- **Exercise**: Your task is to copy every record exactly.

Collection entries:
********

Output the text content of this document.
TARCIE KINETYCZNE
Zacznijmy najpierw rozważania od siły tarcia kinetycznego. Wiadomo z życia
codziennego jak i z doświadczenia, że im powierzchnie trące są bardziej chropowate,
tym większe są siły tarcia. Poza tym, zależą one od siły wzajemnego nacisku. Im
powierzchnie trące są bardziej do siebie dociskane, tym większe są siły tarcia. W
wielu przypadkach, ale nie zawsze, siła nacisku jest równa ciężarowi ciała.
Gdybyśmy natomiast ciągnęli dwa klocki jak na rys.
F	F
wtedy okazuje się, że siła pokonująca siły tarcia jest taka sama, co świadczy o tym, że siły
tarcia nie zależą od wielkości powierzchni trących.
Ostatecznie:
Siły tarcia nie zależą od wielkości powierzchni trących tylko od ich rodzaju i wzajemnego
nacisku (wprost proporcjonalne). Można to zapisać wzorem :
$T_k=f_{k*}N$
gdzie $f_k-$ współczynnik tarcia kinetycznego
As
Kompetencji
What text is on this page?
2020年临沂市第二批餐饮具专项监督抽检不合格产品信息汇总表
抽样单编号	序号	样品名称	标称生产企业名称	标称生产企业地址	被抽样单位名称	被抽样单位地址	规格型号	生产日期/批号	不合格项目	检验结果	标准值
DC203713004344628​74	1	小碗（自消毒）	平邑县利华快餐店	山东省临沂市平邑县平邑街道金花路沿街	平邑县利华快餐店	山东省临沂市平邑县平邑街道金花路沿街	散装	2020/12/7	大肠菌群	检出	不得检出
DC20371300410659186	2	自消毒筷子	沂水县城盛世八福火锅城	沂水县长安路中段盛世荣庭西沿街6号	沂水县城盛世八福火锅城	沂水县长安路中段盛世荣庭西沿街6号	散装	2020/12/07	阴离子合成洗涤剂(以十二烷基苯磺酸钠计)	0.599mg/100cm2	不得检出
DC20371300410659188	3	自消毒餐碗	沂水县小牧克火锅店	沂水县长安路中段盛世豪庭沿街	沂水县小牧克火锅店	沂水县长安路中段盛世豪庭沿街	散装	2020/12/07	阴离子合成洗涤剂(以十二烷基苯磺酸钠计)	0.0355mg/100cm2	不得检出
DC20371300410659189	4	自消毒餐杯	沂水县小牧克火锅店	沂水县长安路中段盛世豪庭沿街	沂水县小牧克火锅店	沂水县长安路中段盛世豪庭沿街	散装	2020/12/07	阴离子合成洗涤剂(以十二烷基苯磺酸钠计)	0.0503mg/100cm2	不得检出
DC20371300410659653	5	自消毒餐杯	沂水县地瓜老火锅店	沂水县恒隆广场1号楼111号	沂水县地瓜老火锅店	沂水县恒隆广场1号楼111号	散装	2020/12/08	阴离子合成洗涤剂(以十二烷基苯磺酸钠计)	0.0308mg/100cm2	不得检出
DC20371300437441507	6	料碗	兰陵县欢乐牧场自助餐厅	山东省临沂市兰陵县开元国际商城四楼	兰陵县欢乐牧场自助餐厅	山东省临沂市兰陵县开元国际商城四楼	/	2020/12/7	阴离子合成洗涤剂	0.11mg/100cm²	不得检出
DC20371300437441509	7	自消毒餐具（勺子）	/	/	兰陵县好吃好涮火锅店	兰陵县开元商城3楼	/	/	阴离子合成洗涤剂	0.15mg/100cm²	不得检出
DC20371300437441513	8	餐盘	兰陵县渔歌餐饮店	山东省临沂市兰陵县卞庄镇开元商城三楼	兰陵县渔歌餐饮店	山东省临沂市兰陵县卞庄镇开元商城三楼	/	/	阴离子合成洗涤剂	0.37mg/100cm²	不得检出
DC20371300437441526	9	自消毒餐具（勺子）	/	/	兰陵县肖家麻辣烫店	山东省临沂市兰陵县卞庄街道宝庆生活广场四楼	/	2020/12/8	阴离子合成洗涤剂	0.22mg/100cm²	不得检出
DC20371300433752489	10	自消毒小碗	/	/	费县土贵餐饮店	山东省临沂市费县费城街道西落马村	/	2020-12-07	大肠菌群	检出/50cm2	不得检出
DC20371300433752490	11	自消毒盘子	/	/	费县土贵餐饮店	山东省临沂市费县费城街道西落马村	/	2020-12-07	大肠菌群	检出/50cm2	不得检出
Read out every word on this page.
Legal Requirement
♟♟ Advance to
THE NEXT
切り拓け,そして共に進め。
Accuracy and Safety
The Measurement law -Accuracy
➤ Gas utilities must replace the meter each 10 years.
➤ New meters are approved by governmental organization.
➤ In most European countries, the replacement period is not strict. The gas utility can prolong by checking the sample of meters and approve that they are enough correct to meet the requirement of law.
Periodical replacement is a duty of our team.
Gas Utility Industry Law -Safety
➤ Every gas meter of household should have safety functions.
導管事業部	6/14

********

- **Response to this task**:
Output the text content of this document.
TARCIE KINETYCZNE
Zacznijmy najpierw rozważania od siły tarcia kinetycznego. Wiadomo z życia
codziennego jak i z doświadczenia, że im powierzchnie trące są bardziej chropowate,
tym większe są siły tarcia. Poza tym, zależą one od siły wzajemnego nacisku. Im
powierzchnie trące są bardziej do siebie dociskane, tym większe są siły tarcia. W
wielu przypadkach, ale nie zawsze, siła nacisku jest równa ciężarowi ciała.
Gdybyśmy natomiast ciągnęli dwa klocki jak na rys.
F	F
wtedy okazuje się, że siła pokonująca siły tarcia jest taka sama, co świadczy o tym, że siły
tarcia nie zależą od wielkości powierzchni trących.
Ostatecznie:
Siły tarcia nie zależą od wielkości powierzchni trących tylko od ich rodzaju i wzajemnego
nacisku (wprost proporcjonalne). Można to zapisać wzorem :
$T_k=f_{k*}N$
gdzie $f_k-$ współczynnik tarcia kinetycznego
As
Kompetencji
What text is on this page?
2020年临沂市第二批餐饮具专项监督抽检不合格产品信息汇总表
抽样单编号	序号	样品名称	标称生产企业名称	标称生产企业地址	被抽样单位名称	被抽样单位地址	规格型号	生产日期/批号	不合格项目	检验结果	标准值
DC203713004344628​74	1	小碗（自消毒）	平邑县利华快餐店	山东省临沂市平邑县平邑街道金花路沿街	平邑县利华快餐店	山东省临沂市平邑县平邑街道金花路沿街	散装	2020/12/7	大肠菌群	检出	不得检出
DC20371300410659186	2	自消毒筷子	沂水县城盛世八福火锅城	沂水县长安路中段盛世荣庭西沿街6号	沂水县城盛世八福火锅城	沂水县长安路中段盛世荣庭西沿街6号	散装	2020/12/07	阴离子合成洗涤剂(以十二烷基苯磺酸钠计)	0.599mg/100cm2	不得检出
DC20371300410659188	3	自消毒餐碗	沂水县小牧克火锅店	沂水县长安路中段盛世豪庭沿街	沂水县小牧克火锅店	沂水县长安路中段盛世豪庭沿街	散装	2020/12/07	阴离子合成洗涤剂(以十二烷基苯磺酸钠计)	0.0355mg/100cm2	不得检出
DC20371300410659189	4	自消毒餐杯	沂水县小牧克火锅店	沂水县长安路中段盛世豪庭沿街	沂水县小牧克火锅店	沂水县长安路中段盛世豪庭沿街	散装	2020/12/07	阴离子合成洗涤剂(以十二烷基苯磺酸钠计)	0.0503mg/100cm2	不得检出
DC20371300410659653	5	自消毒餐杯	沂水县地瓜老火锅店	沂水县恒隆广场1号楼111号	沂水县地瓜老火锅店	沂水县恒隆广场1号楼111号	散装	2020/12/08	阴离子合成洗涤剂(以十二烷基苯磺酸钠计)	0.0308mg/100cm2	不得检出
DC20371300437441507	6	料碗	兰陵县欢乐牧场自助餐厅	山东省临沂市兰陵县开元国际商城四楼	兰陵县欢乐牧场自助餐厅	山东省临沂市兰陵县开元国际商城四楼	/	2020/12/7	阴离子合成洗涤剂	0.11mg/100cm²	不得检出
DC20371300437441509	7	自消毒餐具（勺子）	/	/	兰陵县好吃好涮火锅店	兰陵县开元商城3楼	/	/	阴离子合成洗涤剂	0.15mg/100cm²	不得检出
DC20371300437441513	8	餐盘	兰陵县渔歌餐饮店	山东省临沂市兰陵县卞庄镇开元商城三楼	兰陵县渔歌餐饮店	山东省临沂市兰陵县卞庄镇开元商城三楼	/	/	阴离子合成洗涤剂	0.37mg/100cm²	不得检出
DC20371300437441526	9	自消毒餐具（勺子）	/	/	兰陵县肖家麻辣烫店	山东省临沂市兰陵县卞庄街道宝庆生活广场四楼	/	2020/12/8	阴离子合成洗涤剂	0.22mg/100cm²	不得检出
DC20371300433752489	10	自消毒小碗	/	/	费县土贵餐饮店	山东省临沂市费县费城街道西落马村	/	2020-12-07	大肠菌群	检出/50cm2	不得检出
DC20371300433752490	11	自消毒盘子	/	/	费县土贵餐饮店	山东省临沂市费县费城街道西落马村	/	2020-12-07	大肠菌群	检出/50cm2	不得检出
Read out every word on this page.
Legal Requirement
♟♟ Advance to
THE NEXT
切り拓け,そして共に進め。
Accuracy and Safety
The Measurement law -Accuracy
➤ Gas utilities must replace the meter each 10 years.
➤ New meters are approved by governmental organization.
➤ In most European countries, the replacement period is not strict. The gas utility can prolong by checking the sample of meters and approve that they are enough correct to meet the requirement of law.
Periodical replacement is a duty of our team.
Gas Utility Industry Law -Safety
➤ Every gas meter of household should have safety functions.
導管事業部	6/14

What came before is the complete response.